**Enunciado:**
Reescreva de forma mais breve o parágrafo do trecho sobre aviação que começa com “Disse alguém”, mantendo os fatos principais.

**Trecho selecionado:**
------

Disse alguém: “A Aviação é a Vida. Ela tem de ser olhada pelo que vale e nunca como um agrupamento de máquinas barulhentas e perigosas que, dirigidas por “desiquilibrados”, sulcam o espaço, rasgando curvas elegantes e vistosas nas suas evoluções audazes e acrobáticas, num desafio à morte! Não! Nunca! Voar não é morrer! É sentir a vida, sem peias, prenhe de liberdade, de fôrça, de inteligência, de domínio. O Avião deve ser julgado pelos que amam a Vida, pelos que querem Viver, como uma sacudidela acertada do Progresso, absolutra e indiscutivelmente prática e de vantagens inumeráveis para as necessidades da época em que é dado viver. O Avião frágil e aparentemente pouco seguro, é a chave da vida moderna”.
E é assim mesmo.
Desastres...
... quem dêles não é vitima, num automovel, numa motocicleta, num simples carro tirado a dois cavalos velozes ou a uma junta de bois pachorrentos?
E quem dêstes não é vitima inocente quantas vezes?
*****
Fui há dias almoçar com o meu estimado amigo, sr. tenente Humberto da Cruz. Contei-lhe a minha vontade - que poderia ser uma jornalicite aguda. Sorridentemente, o heróico dominador do espaço disse-me:
-Pois sim. Apareça você, um dia, bem cedo, na Amadora. Tenho muito prazer em ser o padre que ohá de baptisar no ar...
-Oh “velho” tenente (eu chamo-lhe “velho” tenente, porque o sinónimo abrange duas coisas: somos amigos desde a infância; e o glorioso Aviador apegou-se aos dois galões anda por doze anos...): fico-lhe muito grato pela sua franca acquiescência aos meus desejos, mas quero, ao mesmo tempo, pedir-lhe um favor: que não me ferre partida... - no ar.
*****
Após uma animadora garantia, eu aguardei, impacientemente, o dia do baptismo - que chegou, finalmente.

------

**Entradas do conjunto:**
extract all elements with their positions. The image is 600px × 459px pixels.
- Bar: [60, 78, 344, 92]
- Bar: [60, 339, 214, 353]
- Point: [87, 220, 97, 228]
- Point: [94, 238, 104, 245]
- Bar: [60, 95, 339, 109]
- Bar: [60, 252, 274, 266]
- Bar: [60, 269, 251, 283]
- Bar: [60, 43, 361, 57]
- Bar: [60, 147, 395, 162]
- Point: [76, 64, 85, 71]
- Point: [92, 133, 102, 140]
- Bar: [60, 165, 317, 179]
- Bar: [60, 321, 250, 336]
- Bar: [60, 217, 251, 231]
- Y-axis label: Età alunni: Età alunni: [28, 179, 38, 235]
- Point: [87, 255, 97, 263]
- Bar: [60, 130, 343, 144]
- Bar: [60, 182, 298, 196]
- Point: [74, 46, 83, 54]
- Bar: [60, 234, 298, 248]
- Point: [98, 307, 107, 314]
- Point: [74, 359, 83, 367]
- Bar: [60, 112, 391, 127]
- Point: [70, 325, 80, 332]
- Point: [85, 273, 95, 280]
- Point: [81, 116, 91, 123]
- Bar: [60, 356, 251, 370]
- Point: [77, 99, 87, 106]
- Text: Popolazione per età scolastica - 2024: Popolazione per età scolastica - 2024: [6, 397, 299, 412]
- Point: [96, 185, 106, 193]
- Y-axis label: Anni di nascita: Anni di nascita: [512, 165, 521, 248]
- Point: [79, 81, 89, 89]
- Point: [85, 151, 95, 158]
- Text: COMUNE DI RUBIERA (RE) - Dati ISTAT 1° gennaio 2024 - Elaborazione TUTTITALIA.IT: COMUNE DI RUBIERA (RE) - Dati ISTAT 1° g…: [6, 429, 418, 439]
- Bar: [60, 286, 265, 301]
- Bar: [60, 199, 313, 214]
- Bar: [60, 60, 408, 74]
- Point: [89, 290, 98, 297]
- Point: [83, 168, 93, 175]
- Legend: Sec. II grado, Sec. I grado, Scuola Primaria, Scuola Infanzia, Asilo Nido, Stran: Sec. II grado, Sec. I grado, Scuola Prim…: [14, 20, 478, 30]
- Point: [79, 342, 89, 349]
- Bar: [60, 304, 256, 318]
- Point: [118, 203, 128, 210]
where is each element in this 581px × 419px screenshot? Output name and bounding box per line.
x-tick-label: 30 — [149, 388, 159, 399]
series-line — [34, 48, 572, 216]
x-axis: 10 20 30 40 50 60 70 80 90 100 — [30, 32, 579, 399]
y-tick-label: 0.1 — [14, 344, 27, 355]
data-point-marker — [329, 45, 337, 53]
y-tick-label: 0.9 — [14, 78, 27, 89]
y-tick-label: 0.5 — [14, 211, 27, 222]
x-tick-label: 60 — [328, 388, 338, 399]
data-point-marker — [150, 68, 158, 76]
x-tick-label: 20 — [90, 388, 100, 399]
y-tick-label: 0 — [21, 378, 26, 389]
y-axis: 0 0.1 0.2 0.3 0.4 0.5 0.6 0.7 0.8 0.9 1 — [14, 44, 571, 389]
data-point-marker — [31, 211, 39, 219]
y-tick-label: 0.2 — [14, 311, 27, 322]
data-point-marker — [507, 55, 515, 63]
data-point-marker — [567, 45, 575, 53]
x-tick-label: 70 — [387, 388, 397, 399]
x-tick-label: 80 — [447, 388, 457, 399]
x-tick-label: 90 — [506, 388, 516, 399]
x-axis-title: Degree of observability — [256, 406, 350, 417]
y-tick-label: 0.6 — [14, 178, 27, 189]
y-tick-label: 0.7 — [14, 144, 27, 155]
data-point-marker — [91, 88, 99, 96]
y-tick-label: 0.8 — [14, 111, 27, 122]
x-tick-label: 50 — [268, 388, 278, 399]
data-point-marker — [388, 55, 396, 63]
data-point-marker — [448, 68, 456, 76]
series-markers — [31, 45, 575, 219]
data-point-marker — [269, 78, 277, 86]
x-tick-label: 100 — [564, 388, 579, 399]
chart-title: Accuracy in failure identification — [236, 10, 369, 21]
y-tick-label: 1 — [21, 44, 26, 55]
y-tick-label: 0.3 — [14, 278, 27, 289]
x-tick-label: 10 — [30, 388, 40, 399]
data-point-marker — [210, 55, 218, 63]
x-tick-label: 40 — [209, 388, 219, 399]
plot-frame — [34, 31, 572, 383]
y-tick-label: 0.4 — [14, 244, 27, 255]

------

**Resposta:**
Segundo alguém, a Aviação é a Vida e deve ser vista pelo que vale. Não deve ser vista como um conjunto de máquinas barulhentas e perigosas, guiadas por “desiquilibrados” em acrobacias que desafiam a morte. Voar não é morrer, mas sentir a vida com liberdade, força, inteligência e domínio. Quem ama a Vida deve julgar o Avião como um avanço do Progresso, prático e com inúmeras vantagens para as necessidades da época. Embora frágil e aparentemente pouco seguro, o Avião é a chave da vida moderna.